━━ Information provided

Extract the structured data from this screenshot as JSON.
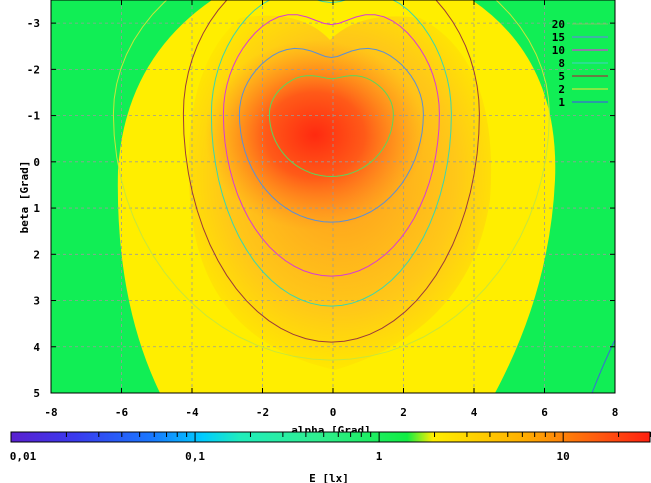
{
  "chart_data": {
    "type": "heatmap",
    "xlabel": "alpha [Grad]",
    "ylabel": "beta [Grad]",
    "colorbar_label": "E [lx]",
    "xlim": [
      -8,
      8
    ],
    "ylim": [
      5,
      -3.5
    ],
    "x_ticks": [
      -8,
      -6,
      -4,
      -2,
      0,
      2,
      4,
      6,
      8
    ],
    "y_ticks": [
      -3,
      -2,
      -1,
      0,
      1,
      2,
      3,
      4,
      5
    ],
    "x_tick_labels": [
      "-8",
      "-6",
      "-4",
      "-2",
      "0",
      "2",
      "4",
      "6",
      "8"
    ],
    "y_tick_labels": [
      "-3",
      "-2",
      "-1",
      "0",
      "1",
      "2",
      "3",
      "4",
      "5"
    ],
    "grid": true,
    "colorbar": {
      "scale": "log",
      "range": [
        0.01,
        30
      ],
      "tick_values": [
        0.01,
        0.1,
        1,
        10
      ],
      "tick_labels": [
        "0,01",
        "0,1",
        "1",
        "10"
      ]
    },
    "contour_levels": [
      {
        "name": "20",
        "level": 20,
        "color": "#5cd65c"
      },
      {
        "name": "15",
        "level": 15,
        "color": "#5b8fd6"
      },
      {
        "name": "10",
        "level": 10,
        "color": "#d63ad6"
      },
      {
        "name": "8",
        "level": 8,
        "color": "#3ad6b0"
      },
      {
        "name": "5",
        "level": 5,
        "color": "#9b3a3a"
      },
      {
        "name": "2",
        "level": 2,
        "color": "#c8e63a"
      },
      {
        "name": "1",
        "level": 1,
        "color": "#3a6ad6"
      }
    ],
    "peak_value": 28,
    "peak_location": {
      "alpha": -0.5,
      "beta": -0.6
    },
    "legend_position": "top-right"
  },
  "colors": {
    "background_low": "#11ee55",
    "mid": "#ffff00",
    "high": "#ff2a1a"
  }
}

━━━━

### Instructions for the task
Without including the pictures, return each record above exactly as it stands.

### Response
Extract the structured data from this screenshot as JSON.
{
  "chart_data": {
    "type": "heatmap",
    "xlabel": "alpha [Grad]",
    "ylabel": "beta [Grad]",
    "colorbar_label": "E [lx]",
    "xlim": [
      -8,
      8
    ],
    "ylim": [
      5,
      -3.5
    ],
    "x_ticks": [
      -8,
      -6,
      -4,
      -2,
      0,
      2,
      4,
      6,
      8
    ],
    "y_ticks": [
      -3,
      -2,
      -1,
      0,
      1,
      2,
      3,
      4,
      5
    ],
    "x_tick_labels": [
      "-8",
      "-6",
      "-4",
      "-2",
      "0",
      "2",
      "4",
      "6",
      "8"
    ],
    "y_tick_labels": [
      "-3",
      "-2",
      "-1",
      "0",
      "1",
      "2",
      "3",
      "4",
      "5"
    ],
    "grid": true,
    "colorbar": {
      "scale": "log",
      "range": [
        0.01,
        30
      ],
      "tick_values": [
        0.01,
        0.1,
        1,
        10
      ],
      "tick_labels": [
        "0,01",
        "0,1",
        "1",
        "10"
      ]
    },
    "contour_levels": [
      {
        "name": "20",
        "level": 20,
        "color": "#5cd65c"
      },
      {
        "name": "15",
        "level": 15,
        "color": "#5b8fd6"
      },
      {
        "name": "10",
        "level": 10,
        "color": "#d63ad6"
      },
      {
        "name": "8",
        "level": 8,
        "color": "#3ad6b0"
      },
      {
        "name": "5",
        "level": 5,
        "color": "#9b3a3a"
      },
      {
        "name": "2",
        "level": 2,
        "color": "#c8e63a"
      },
      {
        "name": "1",
        "level": 1,
        "color": "#3a6ad6"
      }
    ],
    "peak_value": 28,
    "peak_location": {
      "alpha": -0.5,
      "beta": -0.6
    },
    "legend_position": "top-right"
  },
  "colors": {
    "background_low": "#11ee55",
    "mid": "#ffff00",
    "high": "#ff2a1a"
  }
}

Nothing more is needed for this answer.